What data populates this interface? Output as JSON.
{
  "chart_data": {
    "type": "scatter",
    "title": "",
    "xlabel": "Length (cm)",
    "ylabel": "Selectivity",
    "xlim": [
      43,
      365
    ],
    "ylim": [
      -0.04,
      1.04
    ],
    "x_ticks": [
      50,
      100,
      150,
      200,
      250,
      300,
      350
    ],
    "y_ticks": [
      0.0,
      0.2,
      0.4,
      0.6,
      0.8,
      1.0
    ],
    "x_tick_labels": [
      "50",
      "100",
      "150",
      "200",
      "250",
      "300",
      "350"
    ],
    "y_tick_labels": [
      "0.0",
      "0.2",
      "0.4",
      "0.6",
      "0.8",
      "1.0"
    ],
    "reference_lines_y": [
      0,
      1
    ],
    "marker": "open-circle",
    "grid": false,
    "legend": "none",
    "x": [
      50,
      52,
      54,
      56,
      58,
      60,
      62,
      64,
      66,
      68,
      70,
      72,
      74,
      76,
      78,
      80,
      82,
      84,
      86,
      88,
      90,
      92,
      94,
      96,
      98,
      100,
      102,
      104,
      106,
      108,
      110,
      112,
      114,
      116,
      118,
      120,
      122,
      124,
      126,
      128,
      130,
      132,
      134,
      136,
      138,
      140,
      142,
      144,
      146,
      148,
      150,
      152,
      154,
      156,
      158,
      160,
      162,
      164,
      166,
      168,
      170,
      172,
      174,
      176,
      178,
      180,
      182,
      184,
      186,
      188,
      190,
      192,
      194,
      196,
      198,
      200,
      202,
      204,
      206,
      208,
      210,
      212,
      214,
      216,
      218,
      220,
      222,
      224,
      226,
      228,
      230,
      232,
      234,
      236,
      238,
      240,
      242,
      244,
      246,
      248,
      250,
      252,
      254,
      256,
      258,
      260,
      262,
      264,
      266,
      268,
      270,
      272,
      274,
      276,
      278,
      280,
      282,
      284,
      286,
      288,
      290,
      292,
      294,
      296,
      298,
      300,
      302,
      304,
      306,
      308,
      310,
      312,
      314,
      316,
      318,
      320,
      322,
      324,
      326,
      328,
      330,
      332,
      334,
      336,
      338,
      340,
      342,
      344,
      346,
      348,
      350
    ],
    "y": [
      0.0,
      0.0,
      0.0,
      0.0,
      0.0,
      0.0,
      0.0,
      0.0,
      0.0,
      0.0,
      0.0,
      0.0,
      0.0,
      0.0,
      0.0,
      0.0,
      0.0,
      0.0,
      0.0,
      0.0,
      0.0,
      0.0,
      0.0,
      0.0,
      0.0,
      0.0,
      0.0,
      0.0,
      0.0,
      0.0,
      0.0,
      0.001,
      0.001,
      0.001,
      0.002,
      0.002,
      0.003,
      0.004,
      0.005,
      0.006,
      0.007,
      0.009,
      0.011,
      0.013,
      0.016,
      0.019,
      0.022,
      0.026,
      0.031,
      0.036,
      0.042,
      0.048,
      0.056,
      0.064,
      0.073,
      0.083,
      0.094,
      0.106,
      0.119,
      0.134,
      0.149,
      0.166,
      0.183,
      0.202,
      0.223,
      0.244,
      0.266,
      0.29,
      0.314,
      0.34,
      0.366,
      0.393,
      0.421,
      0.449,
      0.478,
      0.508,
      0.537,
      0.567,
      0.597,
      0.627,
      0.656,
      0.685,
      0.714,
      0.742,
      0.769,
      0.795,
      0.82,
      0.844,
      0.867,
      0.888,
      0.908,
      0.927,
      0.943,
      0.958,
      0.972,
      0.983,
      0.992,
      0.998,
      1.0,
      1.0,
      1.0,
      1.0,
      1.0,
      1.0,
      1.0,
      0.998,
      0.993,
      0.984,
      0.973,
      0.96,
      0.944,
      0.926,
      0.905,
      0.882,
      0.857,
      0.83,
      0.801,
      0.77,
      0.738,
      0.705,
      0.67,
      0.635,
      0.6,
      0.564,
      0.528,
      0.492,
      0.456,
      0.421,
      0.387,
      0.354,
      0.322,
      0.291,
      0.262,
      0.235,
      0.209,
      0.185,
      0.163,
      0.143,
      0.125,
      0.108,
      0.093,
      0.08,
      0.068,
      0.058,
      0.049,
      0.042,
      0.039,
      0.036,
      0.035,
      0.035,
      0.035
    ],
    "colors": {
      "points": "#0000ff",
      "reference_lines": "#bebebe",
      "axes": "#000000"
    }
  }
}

▶ [To be done]
Copy out all of the records shown above exactly.

▶ [Solved exercise]
What data populates this interface? Output as JSON.
{
  "chart_data": {
    "type": "scatter",
    "title": "",
    "xlabel": "Length (cm)",
    "ylabel": "Selectivity",
    "xlim": [
      43,
      365
    ],
    "ylim": [
      -0.04,
      1.04
    ],
    "x_ticks": [
      50,
      100,
      150,
      200,
      250,
      300,
      350
    ],
    "y_ticks": [
      0.0,
      0.2,
      0.4,
      0.6,
      0.8,
      1.0
    ],
    "x_tick_labels": [
      "50",
      "100",
      "150",
      "200",
      "250",
      "300",
      "350"
    ],
    "y_tick_labels": [
      "0.0",
      "0.2",
      "0.4",
      "0.6",
      "0.8",
      "1.0"
    ],
    "reference_lines_y": [
      0,
      1
    ],
    "marker": "open-circle",
    "grid": false,
    "legend": "none",
    "x": [
      50,
      52,
      54,
      56,
      58,
      60,
      62,
      64,
      66,
      68,
      70,
      72,
      74,
      76,
      78,
      80,
      82,
      84,
      86,
      88,
      90,
      92,
      94,
      96,
      98,
      100,
      102,
      104,
      106,
      108,
      110,
      112,
      114,
      116,
      118,
      120,
      122,
      124,
      126,
      128,
      130,
      132,
      134,
      136,
      138,
      140,
      142,
      144,
      146,
      148,
      150,
      152,
      154,
      156,
      158,
      160,
      162,
      164,
      166,
      168,
      170,
      172,
      174,
      176,
      178,
      180,
      182,
      184,
      186,
      188,
      190,
      192,
      194,
      196,
      198,
      200,
      202,
      204,
      206,
      208,
      210,
      212,
      214,
      216,
      218,
      220,
      222,
      224,
      226,
      228,
      230,
      232,
      234,
      236,
      238,
      240,
      242,
      244,
      246,
      248,
      250,
      252,
      254,
      256,
      258,
      260,
      262,
      264,
      266,
      268,
      270,
      272,
      274,
      276,
      278,
      280,
      282,
      284,
      286,
      288,
      290,
      292,
      294,
      296,
      298,
      300,
      302,
      304,
      306,
      308,
      310,
      312,
      314,
      316,
      318,
      320,
      322,
      324,
      326,
      328,
      330,
      332,
      334,
      336,
      338,
      340,
      342,
      344,
      346,
      348,
      350
    ],
    "y": [
      0.0,
      0.0,
      0.0,
      0.0,
      0.0,
      0.0,
      0.0,
      0.0,
      0.0,
      0.0,
      0.0,
      0.0,
      0.0,
      0.0,
      0.0,
      0.0,
      0.0,
      0.0,
      0.0,
      0.0,
      0.0,
      0.0,
      0.0,
      0.0,
      0.0,
      0.0,
      0.0,
      0.0,
      0.0,
      0.0,
      0.0,
      0.001,
      0.001,
      0.001,
      0.002,
      0.002,
      0.003,
      0.004,
      0.005,
      0.006,
      0.007,
      0.009,
      0.011,
      0.013,
      0.016,
      0.019,
      0.022,
      0.026,
      0.031,
      0.036,
      0.042,
      0.048,
      0.056,
      0.064,
      0.073,
      0.083,
      0.094,
      0.106,
      0.119,
      0.134,
      0.149,
      0.166,
      0.183,
      0.202,
      0.223,
      0.244,
      0.266,
      0.29,
      0.314,
      0.34,
      0.366,
      0.393,
      0.421,
      0.449,
      0.478,
      0.508,
      0.537,
      0.567,
      0.597,
      0.627,
      0.656,
      0.685,
      0.714,
      0.742,
      0.769,
      0.795,
      0.82,
      0.844,
      0.867,
      0.888,
      0.908,
      0.927,
      0.943,
      0.958,
      0.972,
      0.983,
      0.992,
      0.998,
      1.0,
      1.0,
      1.0,
      1.0,
      1.0,
      1.0,
      1.0,
      0.998,
      0.993,
      0.984,
      0.973,
      0.96,
      0.944,
      0.926,
      0.905,
      0.882,
      0.857,
      0.83,
      0.801,
      0.77,
      0.738,
      0.705,
      0.67,
      0.635,
      0.6,
      0.564,
      0.528,
      0.492,
      0.456,
      0.421,
      0.387,
      0.354,
      0.322,
      0.291,
      0.262,
      0.235,
      0.209,
      0.185,
      0.163,
      0.143,
      0.125,
      0.108,
      0.093,
      0.08,
      0.068,
      0.058,
      0.049,
      0.042,
      0.039,
      0.036,
      0.035,
      0.035,
      0.035
    ],
    "colors": {
      "points": "#0000ff",
      "reference_lines": "#bebebe",
      "axes": "#000000"
    }
  }
}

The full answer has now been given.